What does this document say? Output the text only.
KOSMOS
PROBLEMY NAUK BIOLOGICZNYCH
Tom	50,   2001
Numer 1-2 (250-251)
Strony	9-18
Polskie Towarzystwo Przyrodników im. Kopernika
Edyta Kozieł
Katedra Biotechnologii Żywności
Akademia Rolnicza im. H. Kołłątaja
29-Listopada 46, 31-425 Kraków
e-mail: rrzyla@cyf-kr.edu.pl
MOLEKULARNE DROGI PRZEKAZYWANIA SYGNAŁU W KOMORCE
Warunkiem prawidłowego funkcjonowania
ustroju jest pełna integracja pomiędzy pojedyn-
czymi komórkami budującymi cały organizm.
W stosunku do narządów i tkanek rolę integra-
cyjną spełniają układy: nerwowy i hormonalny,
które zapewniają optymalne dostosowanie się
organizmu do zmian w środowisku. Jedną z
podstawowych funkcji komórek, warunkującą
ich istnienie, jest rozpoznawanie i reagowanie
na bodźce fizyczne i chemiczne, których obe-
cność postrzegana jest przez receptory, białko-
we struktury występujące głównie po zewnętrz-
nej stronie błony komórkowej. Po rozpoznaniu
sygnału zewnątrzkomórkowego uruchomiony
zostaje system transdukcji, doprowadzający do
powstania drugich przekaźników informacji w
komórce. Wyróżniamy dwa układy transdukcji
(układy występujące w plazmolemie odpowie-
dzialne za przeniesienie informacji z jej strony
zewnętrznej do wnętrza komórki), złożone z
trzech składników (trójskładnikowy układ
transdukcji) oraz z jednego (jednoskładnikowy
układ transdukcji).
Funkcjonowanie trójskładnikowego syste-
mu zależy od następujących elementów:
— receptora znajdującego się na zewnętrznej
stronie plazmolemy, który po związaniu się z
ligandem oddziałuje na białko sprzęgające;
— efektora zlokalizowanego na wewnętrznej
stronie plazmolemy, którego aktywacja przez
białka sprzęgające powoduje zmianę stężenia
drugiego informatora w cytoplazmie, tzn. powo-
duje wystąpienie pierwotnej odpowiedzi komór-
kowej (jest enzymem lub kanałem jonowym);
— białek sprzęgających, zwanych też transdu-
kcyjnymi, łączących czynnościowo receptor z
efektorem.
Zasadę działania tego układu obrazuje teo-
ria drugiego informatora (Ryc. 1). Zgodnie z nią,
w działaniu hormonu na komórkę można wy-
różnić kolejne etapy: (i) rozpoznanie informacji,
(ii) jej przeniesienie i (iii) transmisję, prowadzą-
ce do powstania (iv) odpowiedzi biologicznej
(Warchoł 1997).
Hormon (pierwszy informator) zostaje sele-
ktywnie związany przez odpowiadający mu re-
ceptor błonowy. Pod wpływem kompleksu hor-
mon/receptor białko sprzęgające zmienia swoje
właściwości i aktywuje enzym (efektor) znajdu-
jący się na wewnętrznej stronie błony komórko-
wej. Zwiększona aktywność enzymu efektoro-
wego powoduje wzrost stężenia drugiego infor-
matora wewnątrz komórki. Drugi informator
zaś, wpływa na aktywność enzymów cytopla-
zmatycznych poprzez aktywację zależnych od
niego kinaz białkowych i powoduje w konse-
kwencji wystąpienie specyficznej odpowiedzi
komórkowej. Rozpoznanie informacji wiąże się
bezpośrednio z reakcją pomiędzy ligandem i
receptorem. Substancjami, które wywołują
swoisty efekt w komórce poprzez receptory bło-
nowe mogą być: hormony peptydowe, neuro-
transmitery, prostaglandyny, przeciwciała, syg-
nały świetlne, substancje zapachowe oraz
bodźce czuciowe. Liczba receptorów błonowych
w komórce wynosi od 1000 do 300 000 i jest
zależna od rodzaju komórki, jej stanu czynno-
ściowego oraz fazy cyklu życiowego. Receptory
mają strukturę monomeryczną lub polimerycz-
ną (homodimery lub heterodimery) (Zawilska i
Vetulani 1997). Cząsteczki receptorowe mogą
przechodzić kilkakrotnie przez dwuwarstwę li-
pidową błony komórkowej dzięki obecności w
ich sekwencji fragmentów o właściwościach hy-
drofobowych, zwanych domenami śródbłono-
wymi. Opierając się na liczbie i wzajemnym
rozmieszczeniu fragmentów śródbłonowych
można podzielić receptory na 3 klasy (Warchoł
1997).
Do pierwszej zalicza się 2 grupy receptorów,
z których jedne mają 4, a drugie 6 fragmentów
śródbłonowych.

================

- [What this task involves]:
Return each entry without altering a single word.

- [Result]:
What does this document say? Output the text only.
KOSMOS
PROBLEMY NAUK BIOLOGICZNYCH
Tom	50,   2001
Numer 1-2 (250-251)
Strony	9-18
Polskie Towarzystwo Przyrodników im. Kopernika
Edyta Kozieł
Katedra Biotechnologii Żywności
Akademia Rolnicza im. H. Kołłątaja
29-Listopada 46, 31-425 Kraków
e-mail: rrzyla@cyf-kr.edu.pl
MOLEKULARNE DROGI PRZEKAZYWANIA SYGNAŁU W KOMORCE
Warunkiem prawidłowego funkcjonowania
ustroju jest pełna integracja pomiędzy pojedyn-
czymi komórkami budującymi cały organizm.
W stosunku do narządów i tkanek rolę integra-
cyjną spełniają układy: nerwowy i hormonalny,
które zapewniają optymalne dostosowanie się
organizmu do zmian w środowisku. Jedną z
podstawowych funkcji komórek, warunkującą
ich istnienie, jest rozpoznawanie i reagowanie
na bodźce fizyczne i chemiczne, których obe-
cność postrzegana jest przez receptory, białko-
we struktury występujące głównie po zewnętrz-
nej stronie błony komórkowej. Po rozpoznaniu
sygnału zewnątrzkomórkowego uruchomiony
zostaje system transdukcji, doprowadzający do
powstania drugich przekaźników informacji w
komórce. Wyróżniamy dwa układy transdukcji
(układy występujące w plazmolemie odpowie-
dzialne za przeniesienie informacji z jej strony
zewnętrznej do wnętrza komórki), złożone z
trzech składników (trójskładnikowy układ
transdukcji) oraz z jednego (jednoskładnikowy
układ transdukcji).
Funkcjonowanie trójskładnikowego syste-
mu zależy od następujących elementów:
— receptora znajdującego się na zewnętrznej
stronie plazmolemy, który po związaniu się z
ligandem oddziałuje na białko sprzęgające;
— efektora zlokalizowanego na wewnętrznej
stronie plazmolemy, którego aktywacja przez
białka sprzęgające powoduje zmianę stężenia
drugiego informatora w cytoplazmie, tzn. powo-
duje wystąpienie pierwotnej odpowiedzi komór-
kowej (jest enzymem lub kanałem jonowym);
— białek sprzęgających, zwanych też transdu-
kcyjnymi, łączących czynnościowo receptor z
efektorem.
Zasadę działania tego układu obrazuje teo-
ria drugiego informatora (Ryc. 1). Zgodnie z nią,
w działaniu hormonu na komórkę można wy-
różnić kolejne etapy: (i) rozpoznanie informacji,
(ii) jej przeniesienie i (iii) transmisję, prowadzą-
ce do powstania (iv) odpowiedzi biologicznej
(Warchoł 1997).
Hormon (pierwszy informator) zostaje sele-
ktywnie związany przez odpowiadający mu re-
ceptor błonowy. Pod wpływem kompleksu hor-
mon/receptor białko sprzęgające zmienia swoje
właściwości i aktywuje enzym (efektor) znajdu-
jący się na wewnętrznej stronie błony komórko-
wej. Zwiększona aktywność enzymu efektoro-
wego powoduje wzrost stężenia drugiego infor-
matora wewnątrz komórki. Drugi informator
zaś, wpływa na aktywność enzymów cytopla-
zmatycznych poprzez aktywację zależnych od
niego kinaz białkowych i powoduje w konse-
kwencji wystąpienie specyficznej odpowiedzi
komórkowej. Rozpoznanie informacji wiąże się
bezpośrednio z reakcją pomiędzy ligandem i
receptorem. Substancjami, które wywołują
swoisty efekt w komórce poprzez receptory bło-
nowe mogą być: hormony peptydowe, neuro-
transmitery, prostaglandyny, przeciwciała, syg-
nały świetlne, substancje zapachowe oraz
bodźce czuciowe. Liczba receptorów błonowych
w komórce wynosi od 1000 do 300 000 i jest
zależna od rodzaju komórki, jej stanu czynno-
ściowego oraz fazy cyklu życiowego. Receptory
mają strukturę monomeryczną lub polimerycz-
ną (homodimery lub heterodimery) (Zawilska i
Vetulani 1997). Cząsteczki receptorowe mogą
przechodzić kilkakrotnie przez dwuwarstwę li-
pidową błony komórkowej dzięki obecności w
ich sekwencji fragmentów o właściwościach hy-
drofobowych, zwanych domenami śródbłono-
wymi. Opierając się na liczbie i wzajemnym
rozmieszczeniu fragmentów śródbłonowych
można podzielić receptory na 3 klasy (Warchoł
1997).
Do pierwszej zalicza się 2 grupy receptorów,
z których jedne mają 4, a drugie 6 fragmentów
śródbłonowych.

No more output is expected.